— START OF RECORDS TO PROCESS —
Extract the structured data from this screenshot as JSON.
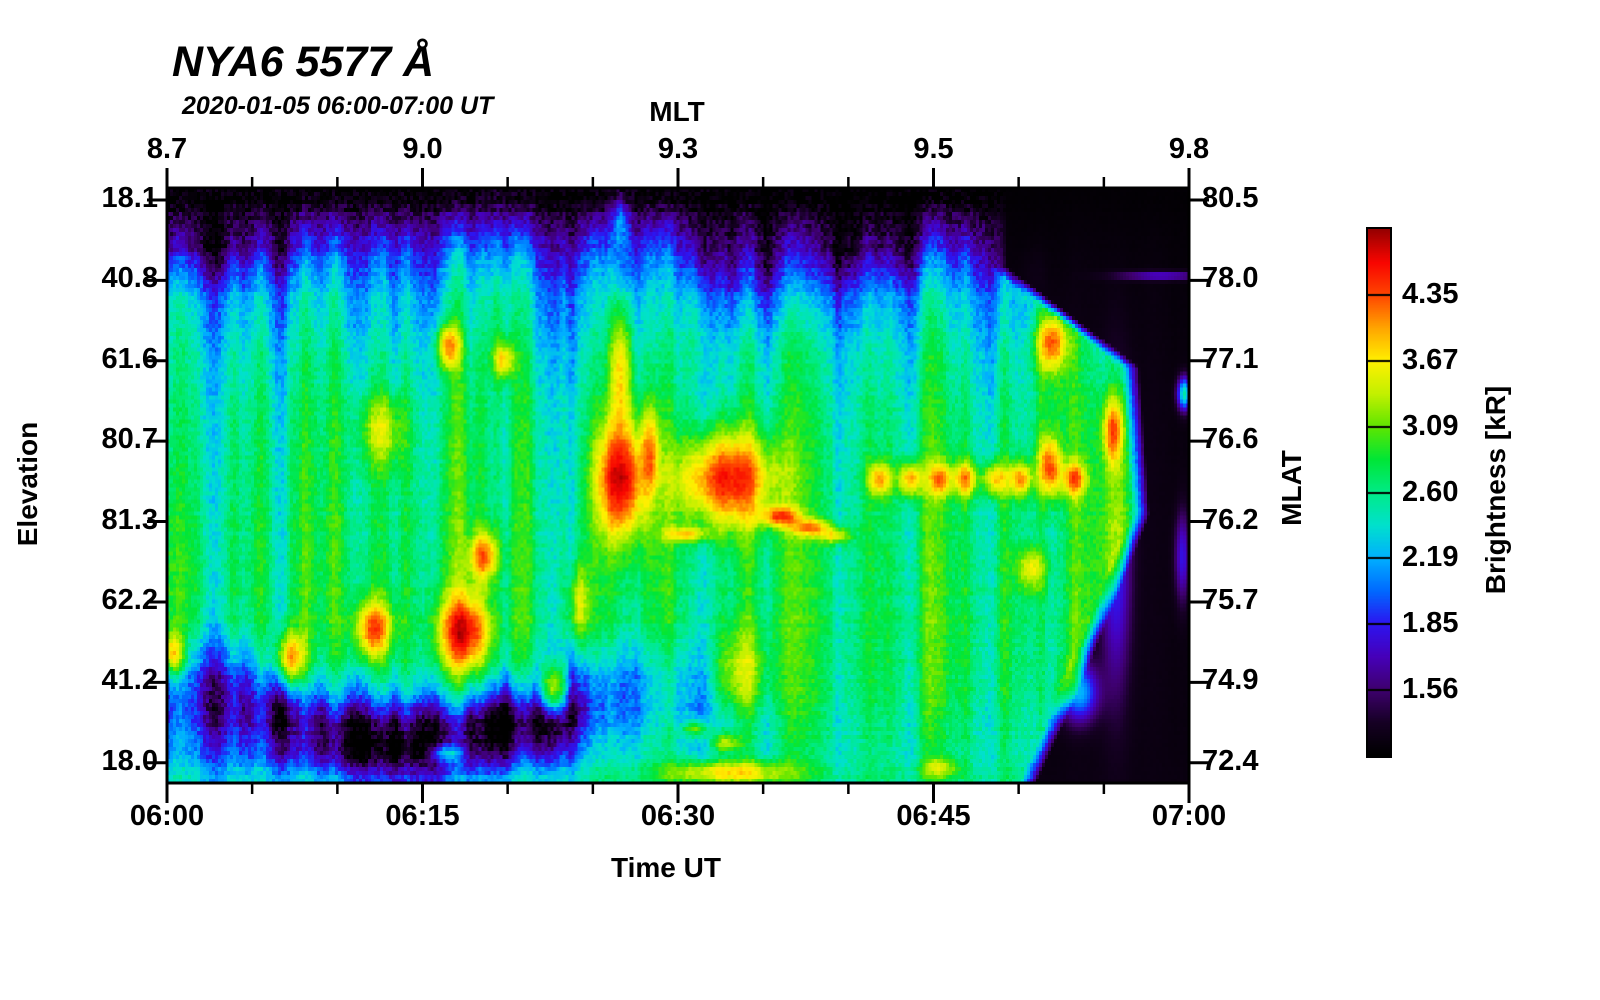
{
  "title": "NYA6 5577 Å",
  "subtitle": "2020-01-05 06:00-07:00 UT",
  "axes": {
    "top": {
      "label": "MLT",
      "major": [
        {
          "f": 0,
          "t": "8.7"
        },
        {
          "f": 0.25,
          "t": "9.0"
        },
        {
          "f": 0.5,
          "t": "9.3"
        },
        {
          "f": 0.75,
          "t": "9.5"
        },
        {
          "f": 1,
          "t": "9.8"
        }
      ],
      "minor": [
        0.0833,
        0.1667,
        0.3333,
        0.4167,
        0.5833,
        0.6667,
        0.8333,
        0.9167
      ]
    },
    "bottom": {
      "label": "Time UT",
      "major": [
        {
          "f": 0,
          "t": "06:00"
        },
        {
          "f": 0.25,
          "t": "06:15"
        },
        {
          "f": 0.5,
          "t": "06:30"
        },
        {
          "f": 0.75,
          "t": "06:45"
        },
        {
          "f": 1,
          "t": "07:00"
        }
      ],
      "minor": [
        0.0833,
        0.1667,
        0.3333,
        0.4167,
        0.5833,
        0.6667,
        0.8333,
        0.9167
      ]
    },
    "left": {
      "label": "Elevation",
      "major": [
        {
          "f": 0.0202,
          "t": "18.1"
        },
        {
          "f": 0.1553,
          "t": "40.8"
        },
        {
          "f": 0.2904,
          "t": "61.6"
        },
        {
          "f": 0.4255,
          "t": "80.7"
        },
        {
          "f": 0.5606,
          "t": "81.3"
        },
        {
          "f": 0.6957,
          "t": "62.2"
        },
        {
          "f": 0.8308,
          "t": "41.2"
        },
        {
          "f": 0.9659,
          "t": "18.0"
        }
      ]
    },
    "right": {
      "label": "MLAT",
      "major": [
        {
          "f": 0.0202,
          "t": "80.5"
        },
        {
          "f": 0.1553,
          "t": "78.0"
        },
        {
          "f": 0.2904,
          "t": "77.1"
        },
        {
          "f": 0.4255,
          "t": "76.6"
        },
        {
          "f": 0.5606,
          "t": "76.2"
        },
        {
          "f": 0.6957,
          "t": "75.7"
        },
        {
          "f": 0.8308,
          "t": "74.9"
        },
        {
          "f": 0.9659,
          "t": "72.4"
        }
      ]
    }
  },
  "colorbar": {
    "label": "Brightness [kR]",
    "ticks": [
      "4.35",
      "3.67",
      "3.09",
      "2.60",
      "2.19",
      "1.85",
      "1.56"
    ],
    "scale": "log"
  },
  "chart_data": {
    "type": "heatmap",
    "title": "NYA6 5577 Å",
    "subtitle": "2020-01-05 06:00-07:00 UT",
    "x_axis": {
      "label": "Time UT",
      "ticks": [
        "06:00",
        "06:15",
        "06:30",
        "06:45",
        "07:00"
      ],
      "mlt_ticks": [
        "8.7",
        "9.0",
        "9.3",
        "9.5",
        "9.8"
      ]
    },
    "y_axis": {
      "left_label": "Elevation",
      "left_ticks": [
        18.1,
        40.8,
        61.6,
        80.7,
        81.3,
        62.2,
        41.2,
        18.0
      ],
      "right_label": "MLAT",
      "right_ticks": [
        80.5,
        78.0,
        77.1,
        76.6,
        76.2,
        75.7,
        74.9,
        72.4
      ]
    },
    "value_axis": {
      "label": "Brightness [kR]",
      "tick_values": [
        1.56,
        1.85,
        2.19,
        2.6,
        3.09,
        3.67,
        4.35
      ],
      "scale": "log",
      "range": [
        1.315,
        5.17
      ]
    },
    "colormap": [
      [
        0,
        0,
        0,
        0
      ],
      [
        0.0625,
        22,
        0,
        36
      ],
      [
        0.125,
        62,
        0,
        110
      ],
      [
        0.1875,
        70,
        0,
        185
      ],
      [
        0.25,
        45,
        20,
        240
      ],
      [
        0.3125,
        0,
        105,
        255
      ],
      [
        0.375,
        0,
        175,
        255
      ],
      [
        0.4375,
        0,
        225,
        205
      ],
      [
        0.5,
        0,
        235,
        135
      ],
      [
        0.5625,
        0,
        230,
        55
      ],
      [
        0.625,
        95,
        230,
        0
      ],
      [
        0.6875,
        195,
        240,
        0
      ],
      [
        0.75,
        255,
        240,
        0
      ],
      [
        0.8125,
        255,
        165,
        0
      ],
      [
        0.875,
        255,
        70,
        0
      ],
      [
        0.9375,
        248,
        5,
        0
      ],
      [
        1,
        150,
        0,
        0
      ]
    ],
    "field": {
      "grid": [
        341,
        149
      ],
      "base": [
        [
          0,
          1.32
        ],
        [
          0.02,
          1.38
        ],
        [
          0.055,
          1.62
        ],
        [
          0.1,
          1.92
        ],
        [
          0.14,
          2.12
        ],
        [
          0.2,
          2.3
        ],
        [
          0.28,
          2.48
        ],
        [
          0.38,
          2.62
        ],
        [
          0.5,
          2.7
        ],
        [
          0.62,
          2.74
        ],
        [
          0.75,
          2.78
        ],
        [
          0.85,
          2.72
        ],
        [
          0.93,
          2.62
        ],
        [
          0.97,
          2.6
        ],
        [
          1,
          2.66
        ]
      ],
      "noise": {
        "seed": 77,
        "col_amp": 0.5,
        "col_sin": [
          [
            0.16,
            92,
            0.7
          ],
          [
            0.12,
            41,
            2.1
          ],
          [
            0.1,
            173,
            4.2
          ]
        ],
        "row_amp": 0.1,
        "pixel_amp": 0.22
      },
      "topleft": {
        "x_extent": 0.19,
        "y_center": 0.1,
        "y_sigma": 0.095,
        "strength": 2.1
      },
      "left_edge": {
        "x_extent": 0.05,
        "strength": 4.8,
        "y_center": 0.4,
        "y_var": 0.045
      },
      "wave": {
        "amp": 0.8,
        "y_center": 0.895,
        "y_amp": 0.05,
        "freq": 14,
        "phase": 1.2,
        "sigma": 0.065,
        "taper_start": 0.4,
        "taper_len": 0.22
      },
      "corner": {
        "amp": 0.35,
        "y": 0.95,
        "sigma": 0.07,
        "x_extent": 0.32
      },
      "dark": [
        [
          0,
          0.805
        ],
        [
          0.13,
          0.805
        ],
        [
          0.3,
          0.935
        ],
        [
          0.55,
          0.945
        ],
        [
          0.85,
          0.875
        ],
        [
          1,
          0.835
        ]
      ],
      "dark_fade": 0.018,
      "features": [
        [
          0.444,
          0.49,
          0.016,
          0.065,
          2.25
        ],
        [
          0.444,
          0.3,
          0.0075,
          0.075,
          1.25
        ],
        [
          0.444,
          0.055,
          0.006,
          0.03,
          0.55
        ],
        [
          0.547,
          0.49,
          0.032,
          0.052,
          2.05
        ],
        [
          0.6,
          0.552,
          0.013,
          0.011,
          1.5
        ],
        [
          0.63,
          0.572,
          0.012,
          0.01,
          1.35
        ],
        [
          0.655,
          0.585,
          0.01,
          0.009,
          1.1
        ],
        [
          0.508,
          0.583,
          0.016,
          0.008,
          1.1
        ],
        [
          0.473,
          0.44,
          0.006,
          0.05,
          1.1
        ],
        [
          0.119,
          0.793,
          0.01,
          0.03,
          1.65
        ],
        [
          0.201,
          0.743,
          0.012,
          0.033,
          1.7
        ],
        [
          0.29,
          0.748,
          0.017,
          0.042,
          1.95
        ],
        [
          0.31,
          0.619,
          0.01,
          0.028,
          1.5
        ],
        [
          0.378,
          0.845,
          0.009,
          0.03,
          1.6
        ],
        [
          0.275,
          0.264,
          0.008,
          0.026,
          1.5
        ],
        [
          0.329,
          0.289,
          0.007,
          0.021,
          1.2
        ],
        [
          0.209,
          0.407,
          0.015,
          0.042,
          0.85
        ],
        [
          0.005,
          0.785,
          0.007,
          0.024,
          1.35
        ],
        [
          0.867,
          0.256,
          0.011,
          0.032,
          1.6
        ],
        [
          0.85,
          0.138,
          0.009,
          0.028,
          1.0
        ],
        [
          0.867,
          0.3,
          0.012,
          0.1,
          0.55
        ],
        [
          0.698,
          0.49,
          0.008,
          0.02,
          1.35
        ],
        [
          0.728,
          0.49,
          0.008,
          0.02,
          1.5
        ],
        [
          0.757,
          0.49,
          0.008,
          0.02,
          1.3
        ],
        [
          0.782,
          0.49,
          0.008,
          0.02,
          1.45
        ],
        [
          0.811,
          0.49,
          0.008,
          0.02,
          1.3
        ],
        [
          0.836,
          0.49,
          0.008,
          0.02,
          1.5
        ],
        [
          0.865,
          0.47,
          0.008,
          0.035,
          1.8
        ],
        [
          0.889,
          0.49,
          0.008,
          0.02,
          1.45
        ],
        [
          0.927,
          0.407,
          0.0065,
          0.038,
          1.55
        ],
        [
          0.847,
          0.642,
          0.01,
          0.025,
          1.0
        ],
        [
          0.551,
          0.985,
          0.04,
          0.014,
          1.25
        ],
        [
          0.547,
          0.936,
          0.011,
          0.011,
          0.9
        ],
        [
          0.272,
          0.953,
          0.011,
          0.01,
          0.8
        ],
        [
          0.518,
          0.911,
          0.009,
          0.01,
          0.85
        ],
        [
          0.757,
          0.978,
          0.013,
          0.012,
          0.75
        ],
        [
          0.56,
          0.82,
          0.018,
          0.05,
          0.8
        ],
        [
          0.403,
          0.7,
          0.007,
          0.045,
          0.9
        ],
        [
          0.33,
          0.9,
          0.05,
          0.045,
          -0.55
        ],
        [
          0.2,
          0.93,
          0.06,
          0.05,
          -0.35
        ],
        [
          0.58,
          0.13,
          0.05,
          0.06,
          -0.35
        ],
        [
          0.7,
          0.1,
          0.06,
          0.05,
          -0.3
        ],
        [
          0.325,
          0.2,
          0.01,
          0.1,
          0.45
        ],
        [
          0.518,
          0.22,
          0.009,
          0.08,
          0.4
        ]
      ],
      "post_features": [
        [
          0.93,
          0.6,
          0.01,
          0.16,
          0.55
        ],
        [
          0.894,
          0.85,
          0.012,
          0.032,
          0.85
        ],
        [
          0.975,
          0.145,
          0.03,
          0.005,
          0.42
        ],
        [
          0.997,
          0.345,
          0.0045,
          0.018,
          1.15
        ],
        [
          0.995,
          0.62,
          0.005,
          0.05,
          0.45
        ]
      ],
      "clamp": [
        1.3,
        5.16
      ]
    }
  }
}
— END OF RECORDS TO PROCESS —
■ WHAT IS EXPECTED: Pull out each line containing the word "Brightness" and copy it.

■ WRITTEN ANSWER:
    "label": "Brightness [kR]",
      "label": "Brightness [kR]",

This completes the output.